EXERCISE DESCRIPTION: Pick out each line with the word "ylabel" from the material that follows.

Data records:
(begin)

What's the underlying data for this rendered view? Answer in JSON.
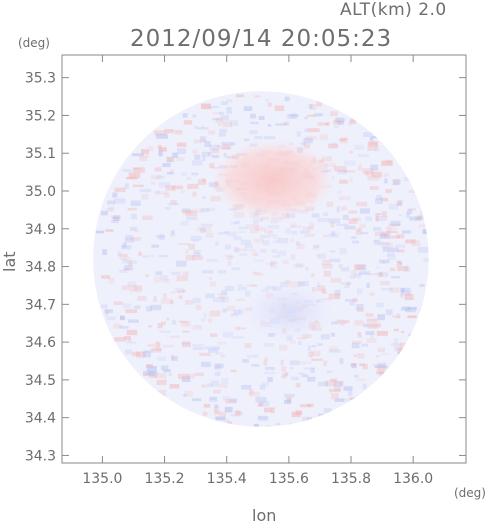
{
  "header": {
    "alt_label": "ALT(km) 2.0",
    "timestamp": "2012/09/14 20:05:23"
  },
  "axes": {
    "y_unit": "(deg)",
    "x_unit": "(deg)",
    "y_label": "lat",
    "x_label": "lon"
  },
  "chart_data": {
    "type": "heatmap",
    "title": "2012/09/14 20:05:23",
    "xlabel": "lon",
    "ylabel": "lat",
    "xlim": [
      134.87,
      136.17
    ],
    "ylim": [
      34.28,
      35.36
    ],
    "x_ticks": [
      135.0,
      135.2,
      135.4,
      135.6,
      135.8,
      136.0
    ],
    "y_ticks": [
      34.3,
      34.4,
      34.5,
      34.6,
      34.7,
      34.8,
      34.9,
      35.0,
      35.1,
      35.2,
      35.3
    ],
    "x_tick_labels": [
      "135.0",
      "135.2",
      "135.4",
      "135.6",
      "135.8",
      "136.0"
    ],
    "y_tick_labels": [
      "34.3",
      "34.4",
      "34.5",
      "34.6",
      "34.7",
      "34.8",
      "34.9",
      "35.0",
      "35.1",
      "35.2",
      "35.3"
    ],
    "domain": {
      "shape": "circle",
      "center_lon": 135.51,
      "center_lat": 34.82,
      "radius_deg": 0.54
    },
    "regions": [
      {
        "name": "positive-core",
        "center_lon": 135.55,
        "center_lat": 35.03,
        "extent_deg": 0.2,
        "color": "#f8c8c8"
      },
      {
        "name": "negative-weak",
        "center_lon": 135.6,
        "center_lat": 34.68,
        "extent_deg": 0.15,
        "color": "#d8dcf6"
      }
    ],
    "colors": {
      "positive": "#f4b4b4",
      "negative": "#b8c0f0",
      "neutral": "#eef0fc"
    }
  }
}
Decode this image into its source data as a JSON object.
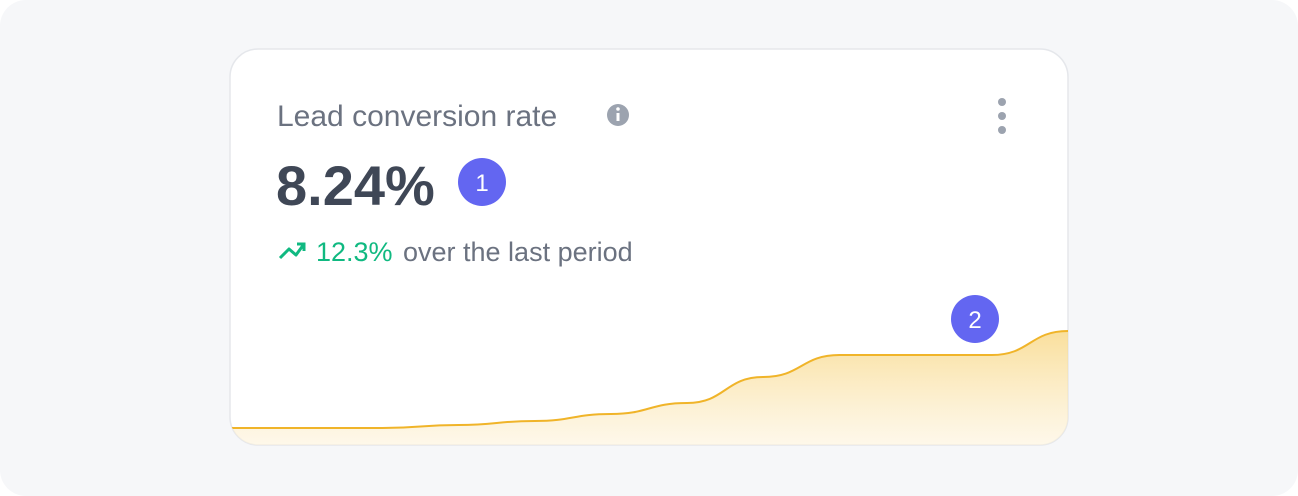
{
  "card": {
    "title": "Lead conversion rate",
    "value": "8.24%",
    "value_badge": "1",
    "change": "12.3%",
    "change_text": "over the last period",
    "sparkline": {
      "type": "area",
      "color": "#f0b429",
      "values": [
        17,
        17,
        17,
        20,
        24,
        31,
        42,
        68,
        90,
        90,
        90,
        114
      ]
    },
    "sparkline_badge": "2"
  }
}
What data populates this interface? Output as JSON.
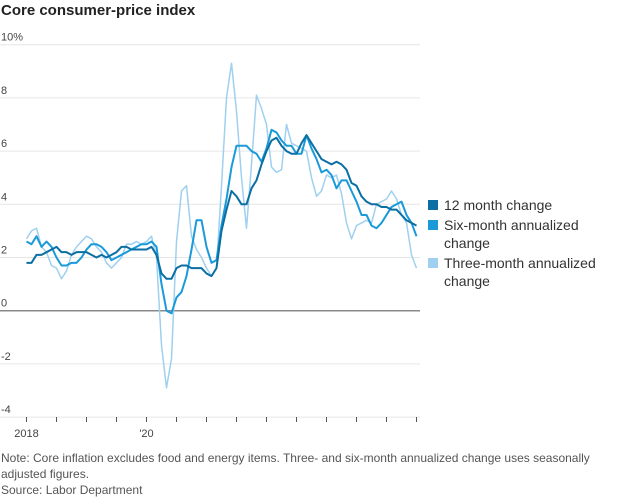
{
  "chart_data": {
    "type": "line",
    "title": "Core consumer-price index",
    "xlabel": "",
    "ylabel": "",
    "ylim": [
      -4,
      10
    ],
    "yticks": [
      "10%",
      "8",
      "6",
      "4",
      "2",
      "0",
      "-2",
      "-4"
    ],
    "ytick_values": [
      10,
      8,
      6,
      4,
      2,
      0,
      -2,
      -4
    ],
    "xtick_labels": [
      "2018",
      "'20"
    ],
    "x_start": "2018-01",
    "frequency": "monthly",
    "grid": true,
    "legend_position": "right",
    "series": [
      {
        "name": "12 month change",
        "color": "#0b6fa4",
        "values": [
          1.8,
          1.8,
          2.1,
          2.1,
          2.2,
          2.3,
          2.4,
          2.2,
          2.2,
          2.1,
          2.2,
          2.2,
          2.2,
          2.1,
          2.0,
          2.1,
          2.0,
          2.1,
          2.2,
          2.4,
          2.4,
          2.3,
          2.3,
          2.3,
          2.3,
          2.4,
          2.1,
          1.4,
          1.2,
          1.2,
          1.6,
          1.7,
          1.7,
          1.6,
          1.6,
          1.6,
          1.4,
          1.3,
          1.6,
          3.0,
          3.8,
          4.5,
          4.3,
          4.0,
          4.0,
          4.6,
          4.9,
          5.5,
          6.0,
          6.4,
          6.5,
          6.2,
          6.0,
          5.9,
          5.9,
          6.3,
          6.6,
          6.3,
          6.0,
          5.7,
          5.6,
          5.5,
          5.6,
          5.5,
          5.3,
          4.8,
          4.7,
          4.3,
          4.1,
          4.0,
          4.0,
          3.9,
          3.9,
          3.8,
          3.8,
          3.6,
          3.4,
          3.3,
          3.2
        ]
      },
      {
        "name": "Six-month annualized change",
        "color": "#1a9ad9",
        "values": [
          2.6,
          2.5,
          2.8,
          2.4,
          2.6,
          2.4,
          2.0,
          1.7,
          1.7,
          1.8,
          1.8,
          2.0,
          2.3,
          2.5,
          2.5,
          2.4,
          2.2,
          1.9,
          2.0,
          2.1,
          2.2,
          2.3,
          2.4,
          2.5,
          2.5,
          2.6,
          2.4,
          1.0,
          0.0,
          -0.1,
          0.5,
          0.7,
          1.3,
          2.3,
          3.4,
          3.4,
          2.4,
          1.8,
          1.9,
          3.2,
          4.2,
          5.4,
          6.2,
          6.2,
          6.2,
          6.0,
          5.9,
          5.6,
          6.1,
          6.8,
          6.7,
          6.4,
          6.2,
          6.2,
          5.9,
          5.9,
          6.6,
          6.1,
          5.7,
          5.2,
          5.3,
          5.1,
          4.6,
          4.9,
          4.9,
          4.5,
          4.1,
          3.6,
          3.6,
          3.2,
          3.1,
          3.3,
          3.6,
          3.9,
          4.0,
          4.1,
          3.6,
          3.3,
          2.8
        ]
      },
      {
        "name": "Three-month annualized change",
        "color": "#9fd0ef",
        "values": [
          2.7,
          3.0,
          3.1,
          2.4,
          2.2,
          1.7,
          1.6,
          1.2,
          1.5,
          2.1,
          2.4,
          2.6,
          2.8,
          2.7,
          2.4,
          2.2,
          1.8,
          1.6,
          1.8,
          2.0,
          2.5,
          2.5,
          2.6,
          2.5,
          2.6,
          2.8,
          2.0,
          -1.3,
          -2.9,
          -1.8,
          2.6,
          4.5,
          4.7,
          2.8,
          2.3,
          2.0,
          1.6,
          1.3,
          1.6,
          4.7,
          8.0,
          9.3,
          7.5,
          5.0,
          3.1,
          5.5,
          8.1,
          7.6,
          7.0,
          5.4,
          5.2,
          5.3,
          7.0,
          6.3,
          6.2,
          6.1,
          6.0,
          5.0,
          4.3,
          4.5,
          5.1,
          5.0,
          5.1,
          4.4,
          3.3,
          2.7,
          3.2,
          3.3,
          3.4,
          3.3,
          4.0,
          4.1,
          4.2,
          4.5,
          4.2,
          3.6,
          3.3,
          2.1,
          1.6
        ]
      }
    ]
  },
  "legend": [
    {
      "label": "12 month change",
      "color": "#0b6fa4"
    },
    {
      "label": "Six-month annualized change",
      "color": "#1a9ad9"
    },
    {
      "label": "Three-month annualized change",
      "color": "#9fd0ef"
    }
  ],
  "notes": {
    "note": "Note: Core inflation excludes food and energy items. Three- and six-month annualized change uses seasonally adjusted figures.",
    "source": "Source: Labor Department"
  }
}
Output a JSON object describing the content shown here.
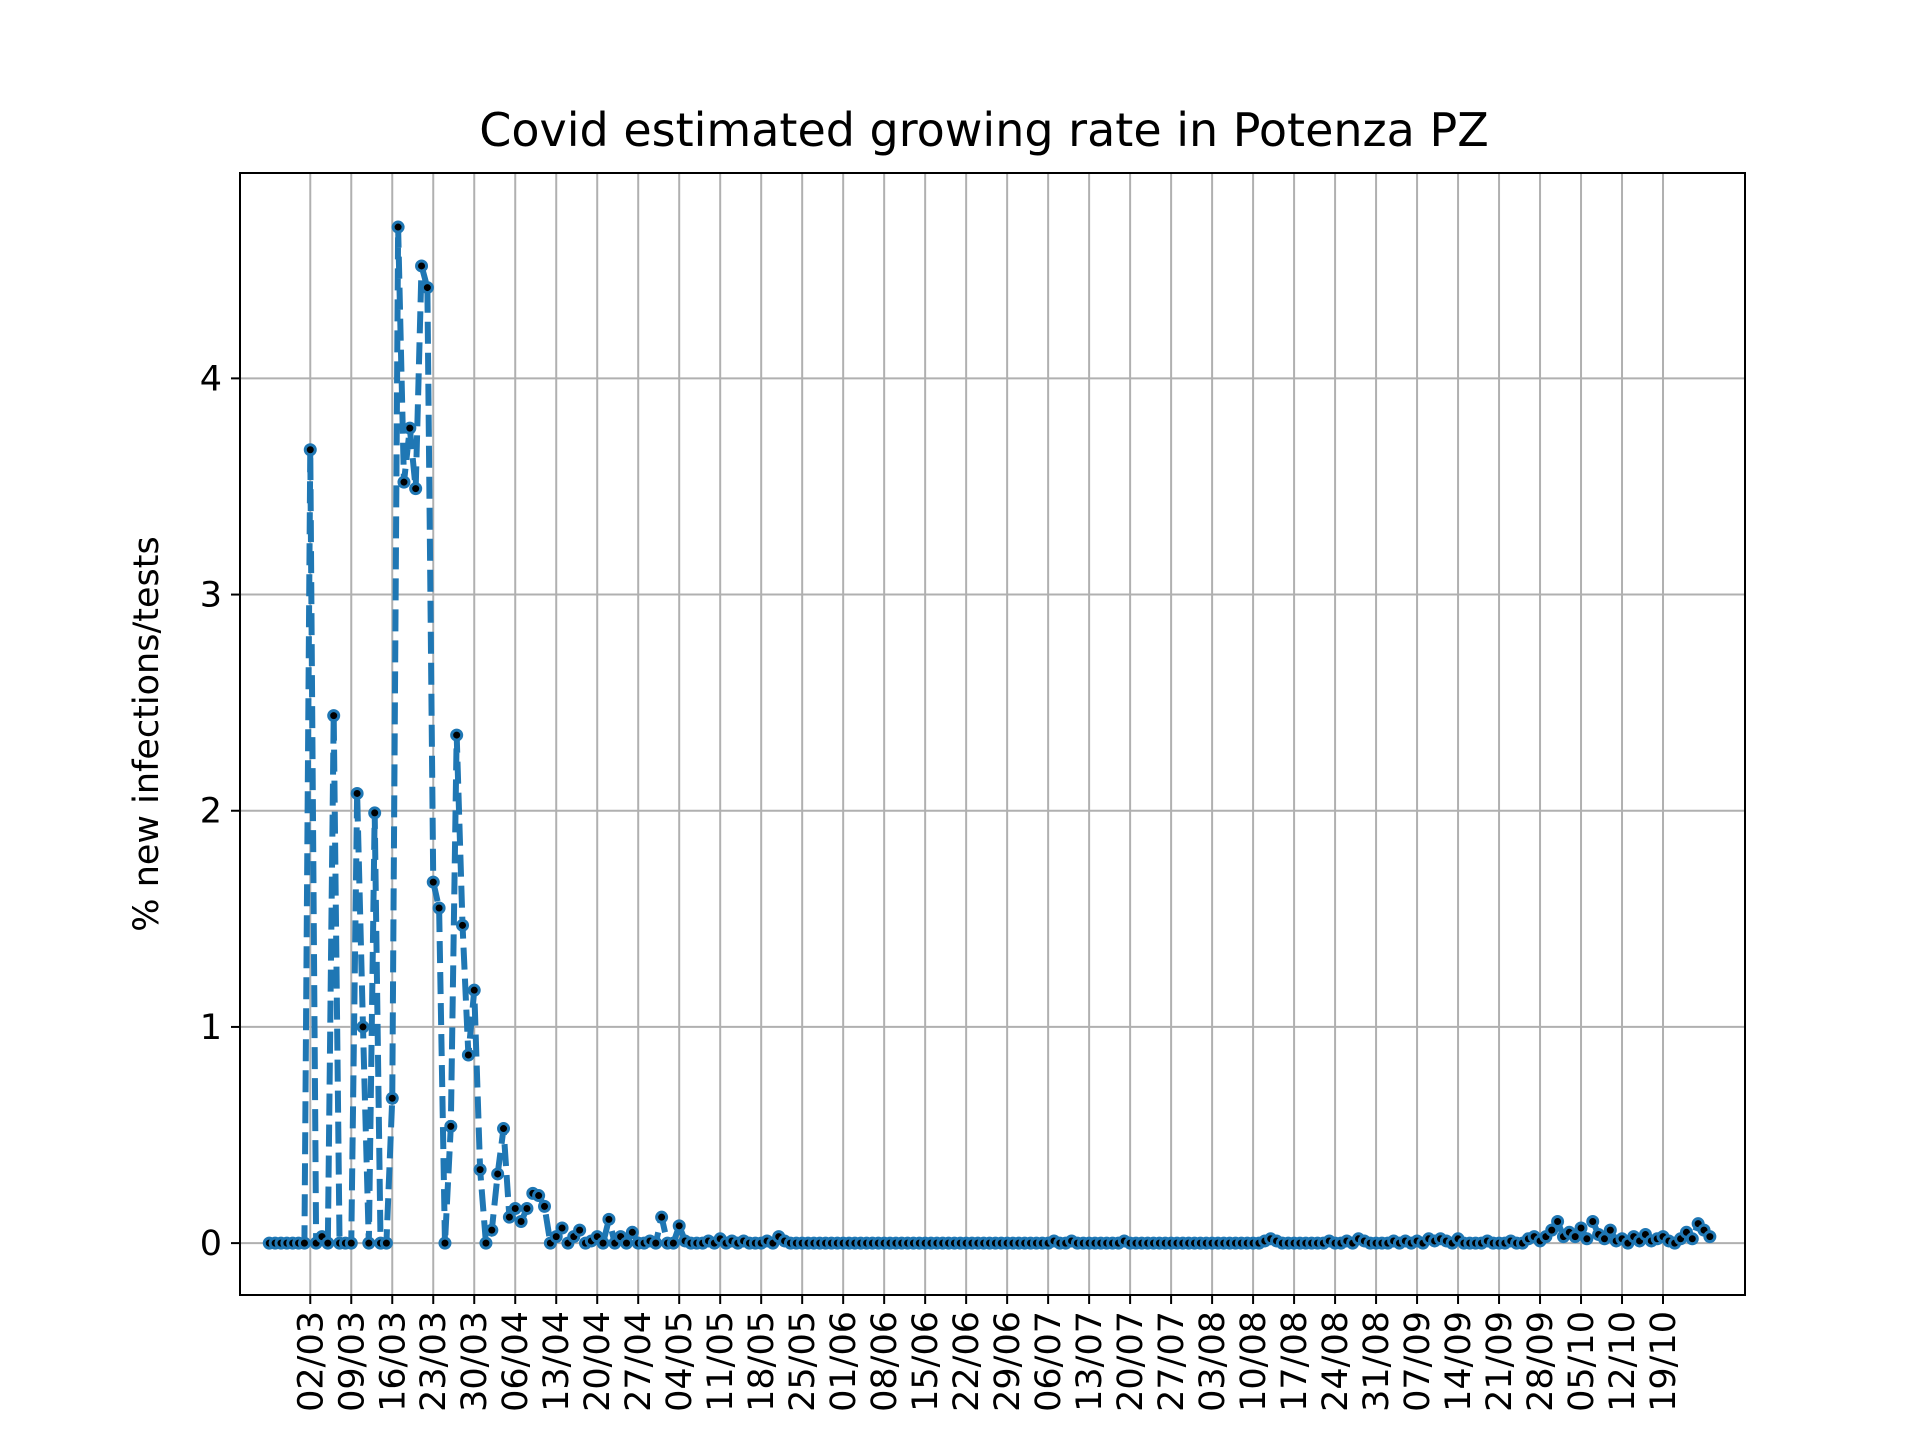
{
  "chart_data": {
    "type": "line",
    "title": "Covid estimated growing rate in Potenza PZ",
    "xlabel": "",
    "ylabel": "% new infections/tests",
    "ylim": [
      -0.24,
      4.95
    ],
    "yticks": [
      0,
      1,
      2,
      3,
      4
    ],
    "grid": true,
    "series_color": "#1f77b4",
    "marker_color": "#000000",
    "line_style": "dashed",
    "start_date": "2020-02-24",
    "xticks": [
      {
        "day": 7,
        "label": "02/03"
      },
      {
        "day": 14,
        "label": "09/03"
      },
      {
        "day": 21,
        "label": "16/03"
      },
      {
        "day": 28,
        "label": "23/03"
      },
      {
        "day": 35,
        "label": "30/03"
      },
      {
        "day": 42,
        "label": "06/04"
      },
      {
        "day": 49,
        "label": "13/04"
      },
      {
        "day": 56,
        "label": "20/04"
      },
      {
        "day": 63,
        "label": "27/04"
      },
      {
        "day": 70,
        "label": "04/05"
      },
      {
        "day": 77,
        "label": "11/05"
      },
      {
        "day": 84,
        "label": "18/05"
      },
      {
        "day": 91,
        "label": "25/05"
      },
      {
        "day": 98,
        "label": "01/06"
      },
      {
        "day": 105,
        "label": "08/06"
      },
      {
        "day": 112,
        "label": "15/06"
      },
      {
        "day": 119,
        "label": "22/06"
      },
      {
        "day": 126,
        "label": "29/06"
      },
      {
        "day": 133,
        "label": "06/07"
      },
      {
        "day": 140,
        "label": "13/07"
      },
      {
        "day": 147,
        "label": "20/07"
      },
      {
        "day": 154,
        "label": "27/07"
      },
      {
        "day": 161,
        "label": "03/08"
      },
      {
        "day": 168,
        "label": "10/08"
      },
      {
        "day": 175,
        "label": "17/08"
      },
      {
        "day": 182,
        "label": "24/08"
      },
      {
        "day": 189,
        "label": "31/08"
      },
      {
        "day": 196,
        "label": "07/09"
      },
      {
        "day": 203,
        "label": "14/09"
      },
      {
        "day": 210,
        "label": "21/09"
      },
      {
        "day": 217,
        "label": "28/09"
      },
      {
        "day": 224,
        "label": "05/10"
      },
      {
        "day": 231,
        "label": "12/10"
      },
      {
        "day": 238,
        "label": "19/10"
      }
    ],
    "series": [
      {
        "values": [
          0,
          0,
          0,
          0,
          0,
          0,
          0,
          3.67,
          0,
          0.03,
          0,
          2.44,
          0,
          0,
          0,
          2.08,
          1.0,
          0,
          1.99,
          0,
          0,
          0.67,
          4.7,
          3.52,
          3.77,
          3.49,
          4.52,
          4.42,
          1.67,
          1.55,
          0,
          0.54,
          2.35,
          1.47,
          0.87,
          1.17,
          0.34,
          0,
          0.06,
          0.32,
          0.53,
          0.12,
          0.16,
          0.1,
          0.16,
          0.23,
          0.22,
          0.17,
          0,
          0.03,
          0.07,
          0,
          0.03,
          0.06,
          0,
          0.01,
          0.03,
          0,
          0.11,
          0,
          0.03,
          0,
          0.05,
          0,
          0,
          0.01,
          0,
          0.12,
          0,
          0,
          0.08,
          0.01,
          0,
          0,
          0,
          0.01,
          0,
          0.02,
          0,
          0.01,
          0,
          0.01,
          0,
          0,
          0,
          0.01,
          0,
          0.03,
          0.01,
          0,
          0,
          0,
          0,
          0,
          0,
          0,
          0,
          0,
          0,
          0,
          0,
          0,
          0,
          0,
          0,
          0,
          0,
          0,
          0,
          0,
          0,
          0,
          0,
          0,
          0,
          0,
          0,
          0,
          0,
          0,
          0,
          0,
          0,
          0,
          0,
          0,
          0,
          0,
          0,
          0,
          0,
          0,
          0,
          0,
          0.01,
          0,
          0,
          0.01,
          0,
          0,
          0,
          0,
          0,
          0,
          0,
          0,
          0.01,
          0,
          0,
          0,
          0,
          0,
          0,
          0,
          0,
          0,
          0,
          0,
          0,
          0,
          0,
          0,
          0,
          0,
          0,
          0,
          0,
          0,
          0,
          0,
          0.01,
          0.02,
          0.01,
          0,
          0,
          0,
          0,
          0,
          0,
          0,
          0,
          0.01,
          0,
          0,
          0.01,
          0,
          0.02,
          0.01,
          0,
          0,
          0,
          0,
          0.01,
          0,
          0.01,
          0,
          0.01,
          0,
          0.02,
          0.01,
          0.02,
          0.01,
          0,
          0.02,
          0,
          0,
          0,
          0,
          0.01,
          0,
          0,
          0,
          0.01,
          0,
          0,
          0.02,
          0.03,
          0.01,
          0.03,
          0.06,
          0.1,
          0.03,
          0.05,
          0.03,
          0.07,
          0.02,
          0.1,
          0.04,
          0.02,
          0.06,
          0.01,
          0.02,
          0,
          0.03,
          0.01,
          0.04,
          0.01,
          0.02,
          0.03,
          0.01,
          0,
          0.02,
          0.05,
          0.02,
          0.09,
          0.06,
          0.03
        ]
      }
    ]
  }
}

(end)

RESPONSE TO THE EXERCISE:
    "ylabel": "lat",
    "ylabel": "",
    "ylabel": "% new infections/tests",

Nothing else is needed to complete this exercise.